_What the task asks_.
Each entry below must be repeated word for word.

_Information provided_.
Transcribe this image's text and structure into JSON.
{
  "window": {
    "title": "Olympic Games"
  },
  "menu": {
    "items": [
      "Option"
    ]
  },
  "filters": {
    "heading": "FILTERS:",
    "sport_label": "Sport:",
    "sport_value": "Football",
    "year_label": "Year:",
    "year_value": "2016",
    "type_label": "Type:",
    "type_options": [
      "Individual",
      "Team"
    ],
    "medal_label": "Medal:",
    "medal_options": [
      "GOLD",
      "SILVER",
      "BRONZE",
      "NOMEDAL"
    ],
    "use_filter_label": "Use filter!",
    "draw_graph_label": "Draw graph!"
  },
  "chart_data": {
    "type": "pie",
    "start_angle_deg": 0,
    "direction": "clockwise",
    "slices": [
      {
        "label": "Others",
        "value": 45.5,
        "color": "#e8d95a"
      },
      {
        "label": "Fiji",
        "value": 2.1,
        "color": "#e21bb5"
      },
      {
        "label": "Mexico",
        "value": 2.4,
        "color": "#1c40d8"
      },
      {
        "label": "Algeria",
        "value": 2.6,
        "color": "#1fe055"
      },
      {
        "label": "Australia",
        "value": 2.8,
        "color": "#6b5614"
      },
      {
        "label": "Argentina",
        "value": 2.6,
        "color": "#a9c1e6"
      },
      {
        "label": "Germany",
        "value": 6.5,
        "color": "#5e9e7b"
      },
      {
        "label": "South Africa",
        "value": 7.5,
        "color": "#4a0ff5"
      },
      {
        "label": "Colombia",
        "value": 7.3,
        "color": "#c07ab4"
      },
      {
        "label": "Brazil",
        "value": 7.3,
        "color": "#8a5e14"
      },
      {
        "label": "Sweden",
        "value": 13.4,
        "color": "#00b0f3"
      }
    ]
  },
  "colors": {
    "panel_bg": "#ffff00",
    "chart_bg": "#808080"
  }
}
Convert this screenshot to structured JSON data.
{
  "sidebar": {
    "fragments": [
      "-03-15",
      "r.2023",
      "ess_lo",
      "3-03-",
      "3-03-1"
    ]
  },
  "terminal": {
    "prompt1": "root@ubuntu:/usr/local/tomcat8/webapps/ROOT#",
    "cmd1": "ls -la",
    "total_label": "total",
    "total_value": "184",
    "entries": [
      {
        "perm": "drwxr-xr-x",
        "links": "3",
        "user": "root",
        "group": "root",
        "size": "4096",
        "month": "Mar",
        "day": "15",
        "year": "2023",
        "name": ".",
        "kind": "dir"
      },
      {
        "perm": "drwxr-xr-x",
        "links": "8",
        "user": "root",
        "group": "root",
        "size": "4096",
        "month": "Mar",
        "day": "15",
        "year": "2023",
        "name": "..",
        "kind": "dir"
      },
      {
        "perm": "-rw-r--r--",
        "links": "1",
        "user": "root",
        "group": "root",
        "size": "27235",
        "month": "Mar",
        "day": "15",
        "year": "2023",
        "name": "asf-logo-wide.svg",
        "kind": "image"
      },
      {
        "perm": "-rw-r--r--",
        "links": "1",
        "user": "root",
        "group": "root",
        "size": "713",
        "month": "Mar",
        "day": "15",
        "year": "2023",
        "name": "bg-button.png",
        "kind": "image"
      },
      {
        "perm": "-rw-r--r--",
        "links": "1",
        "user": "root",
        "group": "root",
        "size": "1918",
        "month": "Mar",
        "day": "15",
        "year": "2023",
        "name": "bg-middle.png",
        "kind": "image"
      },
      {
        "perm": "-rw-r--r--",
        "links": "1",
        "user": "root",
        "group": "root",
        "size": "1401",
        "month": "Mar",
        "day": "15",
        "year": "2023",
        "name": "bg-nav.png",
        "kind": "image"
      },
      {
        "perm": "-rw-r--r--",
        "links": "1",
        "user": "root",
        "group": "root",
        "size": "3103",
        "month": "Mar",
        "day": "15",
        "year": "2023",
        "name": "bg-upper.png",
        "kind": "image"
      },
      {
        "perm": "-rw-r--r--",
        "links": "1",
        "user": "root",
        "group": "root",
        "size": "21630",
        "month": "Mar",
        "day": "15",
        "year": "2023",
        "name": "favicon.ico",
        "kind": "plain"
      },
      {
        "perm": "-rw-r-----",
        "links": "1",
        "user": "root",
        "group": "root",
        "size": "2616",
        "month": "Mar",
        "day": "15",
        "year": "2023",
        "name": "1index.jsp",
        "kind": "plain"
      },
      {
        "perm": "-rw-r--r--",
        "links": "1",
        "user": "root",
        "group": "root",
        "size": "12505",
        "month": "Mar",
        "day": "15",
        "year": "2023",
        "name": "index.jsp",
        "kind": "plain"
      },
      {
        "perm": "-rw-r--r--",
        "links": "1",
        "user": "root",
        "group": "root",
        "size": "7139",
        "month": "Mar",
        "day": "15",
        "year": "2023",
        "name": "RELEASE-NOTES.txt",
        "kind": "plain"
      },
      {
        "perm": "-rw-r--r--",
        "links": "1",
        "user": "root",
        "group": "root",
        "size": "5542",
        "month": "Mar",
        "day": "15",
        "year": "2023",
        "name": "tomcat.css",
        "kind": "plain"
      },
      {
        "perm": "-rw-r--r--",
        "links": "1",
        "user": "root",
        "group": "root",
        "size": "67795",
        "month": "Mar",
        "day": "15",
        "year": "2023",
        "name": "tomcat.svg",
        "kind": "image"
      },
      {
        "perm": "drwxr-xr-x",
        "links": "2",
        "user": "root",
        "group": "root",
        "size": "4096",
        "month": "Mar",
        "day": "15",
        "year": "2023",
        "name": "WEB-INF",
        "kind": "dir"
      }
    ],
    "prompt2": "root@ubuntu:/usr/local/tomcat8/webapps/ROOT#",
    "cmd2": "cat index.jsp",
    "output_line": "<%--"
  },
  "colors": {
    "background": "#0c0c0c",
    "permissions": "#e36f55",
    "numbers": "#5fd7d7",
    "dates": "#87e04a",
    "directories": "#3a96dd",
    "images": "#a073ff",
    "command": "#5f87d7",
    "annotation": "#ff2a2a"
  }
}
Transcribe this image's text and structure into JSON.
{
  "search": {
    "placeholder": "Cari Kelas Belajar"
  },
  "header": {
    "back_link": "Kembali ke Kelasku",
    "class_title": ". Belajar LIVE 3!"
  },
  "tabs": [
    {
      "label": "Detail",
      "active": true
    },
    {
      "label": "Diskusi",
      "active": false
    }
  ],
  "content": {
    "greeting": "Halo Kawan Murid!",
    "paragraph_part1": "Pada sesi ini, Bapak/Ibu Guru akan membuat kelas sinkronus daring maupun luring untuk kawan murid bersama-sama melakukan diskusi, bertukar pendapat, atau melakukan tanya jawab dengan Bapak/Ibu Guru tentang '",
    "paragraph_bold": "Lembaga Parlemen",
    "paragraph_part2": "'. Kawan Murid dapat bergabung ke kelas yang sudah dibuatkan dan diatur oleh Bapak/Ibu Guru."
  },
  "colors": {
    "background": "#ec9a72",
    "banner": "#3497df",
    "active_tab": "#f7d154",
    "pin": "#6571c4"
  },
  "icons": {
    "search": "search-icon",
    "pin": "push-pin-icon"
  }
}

_Answer to the task_.
Transcribe this image's text and structure into JSON.
{
  "window": {
    "title": "Olympic Games"
  },
  "menu": {
    "items": [
      "Option"
    ]
  },
  "filters": {
    "heading": "FILTERS:",
    "sport_label": "Sport:",
    "sport_value": "Football",
    "year_label": "Year:",
    "year_value": "2016",
    "type_label": "Type:",
    "type_options": [
      "Individual",
      "Team"
    ],
    "medal_label": "Medal:",
    "medal_options": [
      "GOLD",
      "SILVER",
      "BRONZE",
      "NOMEDAL"
    ],
    "use_filter_label": "Use filter!",
    "draw_graph_label": "Draw graph!"
  },
  "chart_data": {
    "type": "pie",
    "start_angle_deg": 0,
    "direction": "clockwise",
    "slices": [
      {
        "label": "Others",
        "value": 45.5,
        "color": "#e8d95a"
      },
      {
        "label": "Fiji",
        "value": 2.1,
        "color": "#e21bb5"
      },
      {
        "label": "Mexico",
        "value": 2.4,
        "color": "#1c40d8"
      },
      {
        "label": "Algeria",
        "value": 2.6,
        "color": "#1fe055"
      },
      {
        "label": "Australia",
        "value": 2.8,
        "color": "#6b5614"
      },
      {
        "label": "Argentina",
        "value": 2.6,
        "color": "#a9c1e6"
      },
      {
        "label": "Germany",
        "value": 6.5,
        "color": "#5e9e7b"
      },
      {
        "label": "South Africa",
        "value": 7.5,
        "color": "#4a0ff5"
      },
      {
        "label": "Colombia",
        "value": 7.3,
        "color": "#c07ab4"
      },
      {
        "label": "Brazil",
        "value": 7.3,
        "color": "#8a5e14"
      },
      {
        "label": "Sweden",
        "value": 13.4,
        "color": "#00b0f3"
      }
    ]
  },
  "colors": {
    "panel_bg": "#ffff00",
    "chart_bg": "#808080"
  }
}
Convert this screenshot to structured JSON data.
{
  "sidebar": {
    "fragments": [
      "-03-15",
      "r.2023",
      "ess_lo",
      "3-03-",
      "3-03-1"
    ]
  },
  "terminal": {
    "prompt1": "root@ubuntu:/usr/local/tomcat8/webapps/ROOT#",
    "cmd1": "ls -la",
    "total_label": "total",
    "total_value": "184",
    "entries": [
      {
        "perm": "drwxr-xr-x",
        "links": "3",
        "user": "root",
        "group": "root",
        "size": "4096",
        "month": "Mar",
        "day": "15",
        "year": "2023",
        "name": ".",
        "kind": "dir"
      },
      {
        "perm": "drwxr-xr-x",
        "links": "8",
        "user": "root",
        "group": "root",
        "size": "4096",
        "month": "Mar",
        "day": "15",
        "year": "2023",
        "name": "..",
        "kind": "dir"
      },
      {
        "perm": "-rw-r--r--",
        "links": "1",
        "user": "root",
        "group": "root",
        "size": "27235",
        "month": "Mar",
        "day": "15",
        "year": "2023",
        "name": "asf-logo-wide.svg",
        "kind": "image"
      },
      {
        "perm": "-rw-r--r--",
        "links": "1",
        "user": "root",
        "group": "root",
        "size": "713",
        "month": "Mar",
        "day": "15",
        "year": "2023",
        "name": "bg-button.png",
        "kind": "image"
      },
      {
        "perm": "-rw-r--r--",
        "links": "1",
        "user": "root",
        "group": "root",
        "size": "1918",
        "month": "Mar",
        "day": "15",
        "year": "2023",
        "name": "bg-middle.png",
        "kind": "image"
      },
      {
        "perm": "-rw-r--r--",
        "links": "1",
        "user": "root",
        "group": "root",
        "size": "1401",
        "month": "Mar",
        "day": "15",
        "year": "2023",
        "name": "bg-nav.png",
        "kind": "image"
      },
      {
        "perm": "-rw-r--r--",
        "links": "1",
        "user": "root",
        "group": "root",
        "size": "3103",
        "month": "Mar",
        "day": "15",
        "year": "2023",
        "name": "bg-upper.png",
        "kind": "image"
      },
      {
        "perm": "-rw-r--r--",
        "links": "1",
        "user": "root",
        "group": "root",
        "size": "21630",
        "month": "Mar",
        "day": "15",
        "year": "2023",
        "name": "favicon.ico",
        "kind": "plain"
      },
      {
        "perm": "-rw-r-----",
        "links": "1",
        "user": "root",
        "group": "root",
        "size": "2616",
        "month": "Mar",
        "day": "15",
        "year": "2023",
        "name": "1index.jsp",
        "kind": "plain"
      },
      {
        "perm": "-rw-r--r--",
        "links": "1",
        "user": "root",
        "group": "root",
        "size": "12505",
        "month": "Mar",
        "day": "15",
        "year": "2023",
        "name": "index.jsp",
        "kind": "plain"
      },
      {
        "perm": "-rw-r--r--",
        "links": "1",
        "user": "root",
        "group": "root",
        "size": "7139",
        "month": "Mar",
        "day": "15",
        "year": "2023",
        "name": "RELEASE-NOTES.txt",
        "kind": "plain"
      },
      {
        "perm": "-rw-r--r--",
        "links": "1",
        "user": "root",
        "group": "root",
        "size": "5542",
        "month": "Mar",
        "day": "15",
        "year": "2023",
        "name": "tomcat.css",
        "kind": "plain"
      },
      {
        "perm": "-rw-r--r--",
        "links": "1",
        "user": "root",
        "group": "root",
        "size": "67795",
        "month": "Mar",
        "day": "15",
        "year": "2023",
        "name": "tomcat.svg",
        "kind": "image"
      },
      {
        "perm": "drwxr-xr-x",
        "links": "2",
        "user": "root",
        "group": "root",
        "size": "4096",
        "month": "Mar",
        "day": "15",
        "year": "2023",
        "name": "WEB-INF",
        "kind": "dir"
      }
    ],
    "prompt2": "root@ubuntu:/usr/local/tomcat8/webapps/ROOT#",
    "cmd2": "cat index.jsp",
    "output_line": "<%--"
  },
  "colors": {
    "background": "#0c0c0c",
    "permissions": "#e36f55",
    "numbers": "#5fd7d7",
    "dates": "#87e04a",
    "directories": "#3a96dd",
    "images": "#a073ff",
    "command": "#5f87d7",
    "annotation": "#ff2a2a"
  }
}
Transcribe this image's text and structure into JSON.
{
  "search": {
    "placeholder": "Cari Kelas Belajar"
  },
  "header": {
    "back_link": "Kembali ke Kelasku",
    "class_title": ". Belajar LIVE 3!"
  },
  "tabs": [
    {
      "label": "Detail",
      "active": true
    },
    {
      "label": "Diskusi",
      "active": false
    }
  ],
  "content": {
    "greeting": "Halo Kawan Murid!",
    "paragraph_part1": "Pada sesi ini, Bapak/Ibu Guru akan membuat kelas sinkronus daring maupun luring untuk kawan murid bersama-sama melakukan diskusi, bertukar pendapat, atau melakukan tanya jawab dengan Bapak/Ibu Guru tentang '",
    "paragraph_bold": "Lembaga Parlemen",
    "paragraph_part2": "'. Kawan Murid dapat bergabung ke kelas yang sudah dibuatkan dan diatur oleh Bapak/Ibu Guru."
  },
  "colors": {
    "background": "#ec9a72",
    "banner": "#3497df",
    "active_tab": "#f7d154",
    "pin": "#6571c4"
  },
  "icons": {
    "search": "search-icon",
    "pin": "push-pin-icon"
  }
}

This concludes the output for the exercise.